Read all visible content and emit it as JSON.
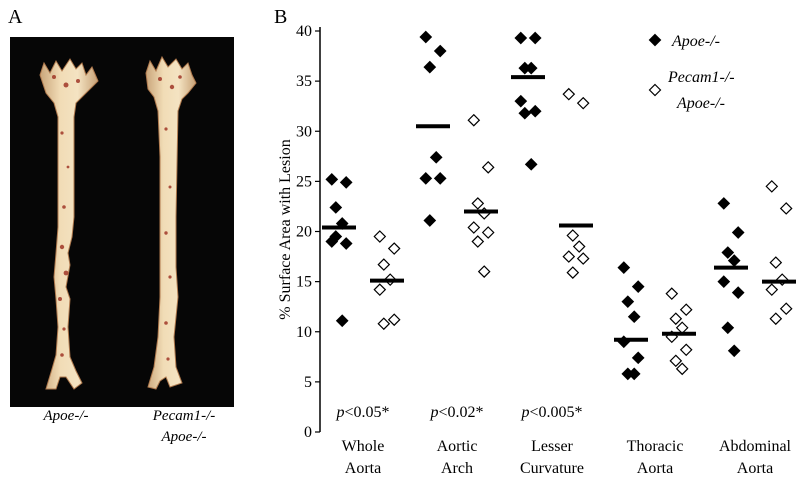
{
  "panels": {
    "a_label": "A",
    "b_label": "B"
  },
  "photo": {
    "captions": [
      {
        "lines": [
          "Apoe-/-"
        ]
      },
      {
        "lines": [
          "Pecam1-/-",
          "Apoe-/-"
        ]
      }
    ]
  },
  "chart_data": {
    "type": "scatter",
    "title": "",
    "xlabel": "",
    "ylabel": "% Surface Area with Lesion",
    "ylim": [
      0,
      40
    ],
    "yticks": [
      0,
      5,
      10,
      15,
      20,
      25,
      30,
      35,
      40
    ],
    "grid": false,
    "legend_position": "top-right",
    "categories": [
      {
        "label": [
          "Whole",
          "Aorta"
        ]
      },
      {
        "label": [
          "Aortic",
          "Arch"
        ]
      },
      {
        "label": [
          "Lesser",
          "Curvature"
        ]
      },
      {
        "label": [
          "Thoracic",
          "Aorta"
        ]
      },
      {
        "label": [
          "Abdominal",
          "Aorta"
        ]
      }
    ],
    "series": [
      {
        "name": "Apoe-/-",
        "marker": "filled-diamond",
        "color": "#000000",
        "points": [
          [
            25.2,
            24.9,
            22.4,
            20.8,
            19.0,
            18.8,
            19.5,
            11.1
          ],
          [
            39.4,
            38.0,
            36.4,
            27.4,
            25.3,
            25.3,
            21.1
          ],
          [
            39.3,
            39.3,
            36.3,
            36.3,
            33.0,
            32.0,
            31.8,
            26.7
          ],
          [
            16.4,
            14.5,
            13.0,
            11.5,
            9.0,
            7.4,
            5.8,
            5.8
          ],
          [
            22.8,
            19.9,
            17.9,
            17.1,
            15.0,
            13.9,
            10.4,
            8.1
          ]
        ],
        "means": [
          20.4,
          30.5,
          35.4,
          9.2,
          16.4
        ]
      },
      {
        "name": "Pecam1-/- Apoe-/-",
        "name_lines": [
          "Pecam1-/-",
          "Apoe-/-"
        ],
        "marker": "open-diamond",
        "color": "#000000",
        "points": [
          [
            19.5,
            18.3,
            16.7,
            15.2,
            14.2,
            11.2,
            10.8
          ],
          [
            31.1,
            26.4,
            22.8,
            21.8,
            20.4,
            19.9,
            19.0,
            16.0
          ],
          [
            33.7,
            32.8,
            19.6,
            18.5,
            17.5,
            17.3,
            15.9
          ],
          [
            13.8,
            12.2,
            11.3,
            10.4,
            9.5,
            8.2,
            7.1,
            6.3
          ],
          [
            24.5,
            22.3,
            16.9,
            15.2,
            14.2,
            12.3,
            11.3
          ]
        ],
        "means": [
          15.1,
          22.0,
          20.6,
          9.8,
          15.0
        ]
      }
    ],
    "annotations": [
      {
        "category": 0,
        "italic": "p",
        "text": "<0.05*"
      },
      {
        "category": 1,
        "italic": "p",
        "text": "<0.02*"
      },
      {
        "category": 2,
        "italic": "p",
        "text": "<0.005*"
      }
    ]
  }
}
┄┄┄┄┄┄┄┄┄┄┄┄┄┄┄┄┄┄┄┄
__INSTRUCTIONS TO FOLLOW__:
Which lines contain the word "diamond"? Copy each of them.

__EXERCISE SOLUTION__:
        "marker": "filled-diamond",
        "marker": "open-diamond",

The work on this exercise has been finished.